--- begin Material supplied ---
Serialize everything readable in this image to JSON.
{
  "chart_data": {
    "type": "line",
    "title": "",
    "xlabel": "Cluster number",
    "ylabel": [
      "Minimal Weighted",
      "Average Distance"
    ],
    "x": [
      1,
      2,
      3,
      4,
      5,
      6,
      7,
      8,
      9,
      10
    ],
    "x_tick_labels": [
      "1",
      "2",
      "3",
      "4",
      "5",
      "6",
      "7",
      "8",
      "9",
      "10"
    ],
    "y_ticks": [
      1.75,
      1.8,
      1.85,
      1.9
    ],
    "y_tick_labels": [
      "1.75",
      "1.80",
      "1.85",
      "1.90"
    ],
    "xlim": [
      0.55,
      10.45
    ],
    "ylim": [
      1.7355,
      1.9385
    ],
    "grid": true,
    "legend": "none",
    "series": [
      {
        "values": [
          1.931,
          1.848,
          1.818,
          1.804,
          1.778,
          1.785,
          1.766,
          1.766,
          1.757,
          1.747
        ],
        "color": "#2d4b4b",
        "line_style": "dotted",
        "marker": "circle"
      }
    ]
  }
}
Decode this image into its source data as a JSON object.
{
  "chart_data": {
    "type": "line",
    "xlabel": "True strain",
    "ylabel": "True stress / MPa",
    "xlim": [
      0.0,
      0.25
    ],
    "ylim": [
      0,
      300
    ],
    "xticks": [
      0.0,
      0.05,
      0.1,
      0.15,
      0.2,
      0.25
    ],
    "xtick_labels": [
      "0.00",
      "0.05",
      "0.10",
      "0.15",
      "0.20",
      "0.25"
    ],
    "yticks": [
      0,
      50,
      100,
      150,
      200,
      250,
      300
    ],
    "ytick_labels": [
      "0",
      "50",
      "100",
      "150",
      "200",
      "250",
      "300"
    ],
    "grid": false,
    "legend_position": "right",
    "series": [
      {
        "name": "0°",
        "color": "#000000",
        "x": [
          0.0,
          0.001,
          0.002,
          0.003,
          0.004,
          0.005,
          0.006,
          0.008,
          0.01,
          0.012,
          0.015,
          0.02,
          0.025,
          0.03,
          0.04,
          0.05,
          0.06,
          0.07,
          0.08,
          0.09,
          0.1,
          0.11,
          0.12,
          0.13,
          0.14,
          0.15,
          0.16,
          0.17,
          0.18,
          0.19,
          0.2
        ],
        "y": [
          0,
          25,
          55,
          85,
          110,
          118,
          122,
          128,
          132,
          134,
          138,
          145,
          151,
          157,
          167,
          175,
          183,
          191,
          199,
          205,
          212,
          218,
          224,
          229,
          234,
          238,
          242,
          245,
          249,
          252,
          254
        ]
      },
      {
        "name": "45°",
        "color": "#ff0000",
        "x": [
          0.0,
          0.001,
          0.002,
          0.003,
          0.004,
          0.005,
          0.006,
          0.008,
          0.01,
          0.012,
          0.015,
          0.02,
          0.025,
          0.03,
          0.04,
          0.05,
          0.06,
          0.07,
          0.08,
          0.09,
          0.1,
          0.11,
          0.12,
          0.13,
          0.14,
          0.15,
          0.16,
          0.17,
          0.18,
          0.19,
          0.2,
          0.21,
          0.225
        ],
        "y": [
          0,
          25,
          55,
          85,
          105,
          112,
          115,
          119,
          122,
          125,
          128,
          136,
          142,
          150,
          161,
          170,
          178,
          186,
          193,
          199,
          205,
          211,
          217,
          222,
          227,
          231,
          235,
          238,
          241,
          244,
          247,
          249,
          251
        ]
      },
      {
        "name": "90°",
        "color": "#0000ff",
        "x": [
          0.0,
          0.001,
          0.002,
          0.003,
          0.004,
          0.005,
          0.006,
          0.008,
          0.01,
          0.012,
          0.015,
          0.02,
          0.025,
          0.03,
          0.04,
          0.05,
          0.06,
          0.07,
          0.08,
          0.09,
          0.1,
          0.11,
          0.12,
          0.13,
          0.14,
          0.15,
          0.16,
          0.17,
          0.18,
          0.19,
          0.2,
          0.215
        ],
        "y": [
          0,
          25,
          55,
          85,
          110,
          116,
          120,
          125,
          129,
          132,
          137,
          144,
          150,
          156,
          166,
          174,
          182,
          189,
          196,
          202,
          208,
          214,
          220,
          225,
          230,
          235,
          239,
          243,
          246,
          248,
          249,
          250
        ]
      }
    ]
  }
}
--- end Material supplied ---
What you will do >> Reproduce the entries above in full by retyping them exactly.

Answer for this exercise >>
Serialize everything readable in this image to JSON.
{
  "chart_data": {
    "type": "line",
    "title": "",
    "xlabel": "Cluster number",
    "ylabel": [
      "Minimal Weighted",
      "Average Distance"
    ],
    "x": [
      1,
      2,
      3,
      4,
      5,
      6,
      7,
      8,
      9,
      10
    ],
    "x_tick_labels": [
      "1",
      "2",
      "3",
      "4",
      "5",
      "6",
      "7",
      "8",
      "9",
      "10"
    ],
    "y_ticks": [
      1.75,
      1.8,
      1.85,
      1.9
    ],
    "y_tick_labels": [
      "1.75",
      "1.80",
      "1.85",
      "1.90"
    ],
    "xlim": [
      0.55,
      10.45
    ],
    "ylim": [
      1.7355,
      1.9385
    ],
    "grid": true,
    "legend": "none",
    "series": [
      {
        "values": [
          1.931,
          1.848,
          1.818,
          1.804,
          1.778,
          1.785,
          1.766,
          1.766,
          1.757,
          1.747
        ],
        "color": "#2d4b4b",
        "line_style": "dotted",
        "marker": "circle"
      }
    ]
  }
}
Decode this image into its source data as a JSON object.
{
  "chart_data": {
    "type": "line",
    "xlabel": "True strain",
    "ylabel": "True stress / MPa",
    "xlim": [
      0.0,
      0.25
    ],
    "ylim": [
      0,
      300
    ],
    "xticks": [
      0.0,
      0.05,
      0.1,
      0.15,
      0.2,
      0.25
    ],
    "xtick_labels": [
      "0.00",
      "0.05",
      "0.10",
      "0.15",
      "0.20",
      "0.25"
    ],
    "yticks": [
      0,
      50,
      100,
      150,
      200,
      250,
      300
    ],
    "ytick_labels": [
      "0",
      "50",
      "100",
      "150",
      "200",
      "250",
      "300"
    ],
    "grid": false,
    "legend_position": "right",
    "series": [
      {
        "name": "0°",
        "color": "#000000",
        "x": [
          0.0,
          0.001,
          0.002,
          0.003,
          0.004,
          0.005,
          0.006,
          0.008,
          0.01,
          0.012,
          0.015,
          0.02,
          0.025,
          0.03,
          0.04,
          0.05,
          0.06,
          0.07,
          0.08,
          0.09,
          0.1,
          0.11,
          0.12,
          0.13,
          0.14,
          0.15,
          0.16,
          0.17,
          0.18,
          0.19,
          0.2
        ],
        "y": [
          0,
          25,
          55,
          85,
          110,
          118,
          122,
          128,
          132,
          134,
          138,
          145,
          151,
          157,
          167,
          175,
          183,
          191,
          199,
          205,
          212,
          218,
          224,
          229,
          234,
          238,
          242,
          245,
          249,
          252,
          254
        ]
      },
      {
        "name": "45°",
        "color": "#ff0000",
        "x": [
          0.0,
          0.001,
          0.002,
          0.003,
          0.004,
          0.005,
          0.006,
          0.008,
          0.01,
          0.012,
          0.015,
          0.02,
          0.025,
          0.03,
          0.04,
          0.05,
          0.06,
          0.07,
          0.08,
          0.09,
          0.1,
          0.11,
          0.12,
          0.13,
          0.14,
          0.15,
          0.16,
          0.17,
          0.18,
          0.19,
          0.2,
          0.21,
          0.225
        ],
        "y": [
          0,
          25,
          55,
          85,
          105,
          112,
          115,
          119,
          122,
          125,
          128,
          136,
          142,
          150,
          161,
          170,
          178,
          186,
          193,
          199,
          205,
          211,
          217,
          222,
          227,
          231,
          235,
          238,
          241,
          244,
          247,
          249,
          251
        ]
      },
      {
        "name": "90°",
        "color": "#0000ff",
        "x": [
          0.0,
          0.001,
          0.002,
          0.003,
          0.004,
          0.005,
          0.006,
          0.008,
          0.01,
          0.012,
          0.015,
          0.02,
          0.025,
          0.03,
          0.04,
          0.05,
          0.06,
          0.07,
          0.08,
          0.09,
          0.1,
          0.11,
          0.12,
          0.13,
          0.14,
          0.15,
          0.16,
          0.17,
          0.18,
          0.19,
          0.2,
          0.215
        ],
        "y": [
          0,
          25,
          55,
          85,
          110,
          116,
          120,
          125,
          129,
          132,
          137,
          144,
          150,
          156,
          166,
          174,
          182,
          189,
          196,
          202,
          208,
          214,
          220,
          225,
          230,
          235,
          239,
          243,
          246,
          248,
          249,
          250
        ]
      }
    ]
  }
}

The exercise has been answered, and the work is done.